--- begin ---

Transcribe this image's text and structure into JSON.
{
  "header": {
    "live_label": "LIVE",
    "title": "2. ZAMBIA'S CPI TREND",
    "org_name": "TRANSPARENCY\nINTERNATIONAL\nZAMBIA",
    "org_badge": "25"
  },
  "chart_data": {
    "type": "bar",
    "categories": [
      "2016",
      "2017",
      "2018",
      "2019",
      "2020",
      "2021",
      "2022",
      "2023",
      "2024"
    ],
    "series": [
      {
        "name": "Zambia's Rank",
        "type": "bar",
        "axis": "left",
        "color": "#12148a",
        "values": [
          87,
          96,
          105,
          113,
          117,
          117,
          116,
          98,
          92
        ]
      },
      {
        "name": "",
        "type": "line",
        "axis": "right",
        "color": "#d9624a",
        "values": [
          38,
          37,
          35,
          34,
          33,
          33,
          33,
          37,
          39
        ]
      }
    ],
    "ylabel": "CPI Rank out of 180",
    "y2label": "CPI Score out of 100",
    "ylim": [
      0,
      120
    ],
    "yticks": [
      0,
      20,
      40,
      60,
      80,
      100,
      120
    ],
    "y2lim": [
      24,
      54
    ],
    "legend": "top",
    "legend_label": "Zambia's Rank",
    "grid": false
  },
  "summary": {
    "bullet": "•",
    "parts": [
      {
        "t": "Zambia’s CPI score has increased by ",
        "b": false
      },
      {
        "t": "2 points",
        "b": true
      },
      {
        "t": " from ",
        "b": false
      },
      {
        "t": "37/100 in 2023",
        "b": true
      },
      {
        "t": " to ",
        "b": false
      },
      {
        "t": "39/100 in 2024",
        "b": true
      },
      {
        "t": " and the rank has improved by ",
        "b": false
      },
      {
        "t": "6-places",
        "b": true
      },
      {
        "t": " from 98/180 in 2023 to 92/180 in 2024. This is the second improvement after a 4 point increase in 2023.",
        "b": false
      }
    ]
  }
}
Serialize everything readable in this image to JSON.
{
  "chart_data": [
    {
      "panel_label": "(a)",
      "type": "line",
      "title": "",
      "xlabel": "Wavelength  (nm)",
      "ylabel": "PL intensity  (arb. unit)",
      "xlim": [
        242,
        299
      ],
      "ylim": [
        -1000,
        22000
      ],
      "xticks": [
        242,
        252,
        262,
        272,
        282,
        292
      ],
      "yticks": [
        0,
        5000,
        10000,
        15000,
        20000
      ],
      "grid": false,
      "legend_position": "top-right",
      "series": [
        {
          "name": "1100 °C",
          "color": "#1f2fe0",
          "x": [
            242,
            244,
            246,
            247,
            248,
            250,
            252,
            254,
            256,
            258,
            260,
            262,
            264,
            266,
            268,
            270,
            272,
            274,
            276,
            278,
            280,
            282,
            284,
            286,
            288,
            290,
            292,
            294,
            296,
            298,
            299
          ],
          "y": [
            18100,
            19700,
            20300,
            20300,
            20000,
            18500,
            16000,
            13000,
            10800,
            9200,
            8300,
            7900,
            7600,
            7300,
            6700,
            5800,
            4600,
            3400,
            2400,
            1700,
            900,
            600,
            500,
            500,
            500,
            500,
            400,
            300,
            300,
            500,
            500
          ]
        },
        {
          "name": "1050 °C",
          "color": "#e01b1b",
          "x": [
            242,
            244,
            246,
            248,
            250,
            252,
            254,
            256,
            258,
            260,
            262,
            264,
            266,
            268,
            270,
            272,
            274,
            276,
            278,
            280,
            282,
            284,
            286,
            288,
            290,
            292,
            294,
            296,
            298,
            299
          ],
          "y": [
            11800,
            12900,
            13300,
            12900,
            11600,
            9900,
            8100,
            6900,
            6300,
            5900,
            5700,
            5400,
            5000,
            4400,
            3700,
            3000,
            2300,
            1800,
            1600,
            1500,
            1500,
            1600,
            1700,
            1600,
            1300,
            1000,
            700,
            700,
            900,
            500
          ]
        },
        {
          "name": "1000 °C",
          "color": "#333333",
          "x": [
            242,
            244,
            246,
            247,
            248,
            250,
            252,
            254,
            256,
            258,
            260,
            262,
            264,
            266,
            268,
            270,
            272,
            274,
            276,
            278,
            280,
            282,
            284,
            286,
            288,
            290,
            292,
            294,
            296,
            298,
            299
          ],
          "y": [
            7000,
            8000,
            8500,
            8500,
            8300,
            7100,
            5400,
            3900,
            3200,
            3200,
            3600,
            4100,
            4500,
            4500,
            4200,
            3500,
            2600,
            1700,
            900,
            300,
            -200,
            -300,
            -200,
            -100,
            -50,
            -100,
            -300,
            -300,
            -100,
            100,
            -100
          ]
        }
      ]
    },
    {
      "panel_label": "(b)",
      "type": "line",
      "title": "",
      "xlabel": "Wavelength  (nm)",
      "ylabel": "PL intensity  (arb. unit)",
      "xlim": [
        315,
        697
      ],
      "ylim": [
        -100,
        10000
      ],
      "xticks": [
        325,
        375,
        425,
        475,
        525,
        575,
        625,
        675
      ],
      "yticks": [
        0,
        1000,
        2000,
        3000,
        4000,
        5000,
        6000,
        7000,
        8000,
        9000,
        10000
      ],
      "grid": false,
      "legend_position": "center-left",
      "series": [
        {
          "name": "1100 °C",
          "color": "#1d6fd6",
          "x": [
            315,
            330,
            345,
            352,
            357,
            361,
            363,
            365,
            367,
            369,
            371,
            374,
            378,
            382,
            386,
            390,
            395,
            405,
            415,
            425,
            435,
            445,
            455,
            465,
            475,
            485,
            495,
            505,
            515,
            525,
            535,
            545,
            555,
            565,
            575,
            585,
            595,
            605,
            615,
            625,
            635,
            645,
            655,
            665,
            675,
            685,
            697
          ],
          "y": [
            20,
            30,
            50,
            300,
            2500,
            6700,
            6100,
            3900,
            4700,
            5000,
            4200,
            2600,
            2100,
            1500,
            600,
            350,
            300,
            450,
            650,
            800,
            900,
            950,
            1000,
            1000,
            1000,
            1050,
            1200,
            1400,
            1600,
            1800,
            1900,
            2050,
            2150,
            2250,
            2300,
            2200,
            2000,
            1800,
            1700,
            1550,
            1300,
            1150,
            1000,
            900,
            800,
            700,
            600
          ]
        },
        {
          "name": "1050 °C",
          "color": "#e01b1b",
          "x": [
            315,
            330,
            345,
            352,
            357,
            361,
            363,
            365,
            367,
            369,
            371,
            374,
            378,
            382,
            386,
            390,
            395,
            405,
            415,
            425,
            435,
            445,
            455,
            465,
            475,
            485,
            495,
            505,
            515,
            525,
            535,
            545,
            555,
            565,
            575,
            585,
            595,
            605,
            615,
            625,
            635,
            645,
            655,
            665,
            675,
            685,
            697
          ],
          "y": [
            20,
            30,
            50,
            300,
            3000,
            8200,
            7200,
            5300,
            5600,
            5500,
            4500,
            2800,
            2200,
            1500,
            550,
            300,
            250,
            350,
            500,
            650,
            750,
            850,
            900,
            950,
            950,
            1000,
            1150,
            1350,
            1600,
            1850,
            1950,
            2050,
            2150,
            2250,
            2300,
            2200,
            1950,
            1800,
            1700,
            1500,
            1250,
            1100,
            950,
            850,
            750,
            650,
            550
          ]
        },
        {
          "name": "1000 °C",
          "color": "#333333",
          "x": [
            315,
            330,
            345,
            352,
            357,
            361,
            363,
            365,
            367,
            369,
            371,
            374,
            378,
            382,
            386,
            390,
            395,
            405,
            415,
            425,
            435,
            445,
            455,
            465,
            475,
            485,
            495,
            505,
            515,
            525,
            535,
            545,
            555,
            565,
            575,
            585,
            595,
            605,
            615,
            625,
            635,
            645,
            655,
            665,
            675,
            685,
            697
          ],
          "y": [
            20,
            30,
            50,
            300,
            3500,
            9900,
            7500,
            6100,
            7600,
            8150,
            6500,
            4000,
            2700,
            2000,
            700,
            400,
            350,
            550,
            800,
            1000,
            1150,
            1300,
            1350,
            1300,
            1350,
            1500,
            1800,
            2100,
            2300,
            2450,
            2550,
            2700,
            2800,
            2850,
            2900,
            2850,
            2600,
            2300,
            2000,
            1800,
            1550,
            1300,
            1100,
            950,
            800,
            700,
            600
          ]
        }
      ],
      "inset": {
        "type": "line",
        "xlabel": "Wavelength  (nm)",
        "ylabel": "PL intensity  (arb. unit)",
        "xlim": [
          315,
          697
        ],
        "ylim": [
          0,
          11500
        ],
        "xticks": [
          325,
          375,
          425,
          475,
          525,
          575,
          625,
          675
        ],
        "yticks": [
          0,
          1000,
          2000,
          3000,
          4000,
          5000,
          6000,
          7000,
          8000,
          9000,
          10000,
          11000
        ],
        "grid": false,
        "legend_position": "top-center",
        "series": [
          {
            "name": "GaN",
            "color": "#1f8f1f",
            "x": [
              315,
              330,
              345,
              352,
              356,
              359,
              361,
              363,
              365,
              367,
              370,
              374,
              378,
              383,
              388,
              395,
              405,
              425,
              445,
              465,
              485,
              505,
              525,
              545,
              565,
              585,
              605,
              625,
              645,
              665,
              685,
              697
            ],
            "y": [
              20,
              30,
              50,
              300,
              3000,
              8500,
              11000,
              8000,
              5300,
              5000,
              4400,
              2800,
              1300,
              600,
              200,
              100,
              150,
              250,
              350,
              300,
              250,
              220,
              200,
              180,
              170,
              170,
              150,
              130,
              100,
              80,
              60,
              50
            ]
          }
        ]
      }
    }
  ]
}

--- end ---

▶ Brief: Say, as a number only, how many lines of the data contain "color".

▶ Exercise solution: 9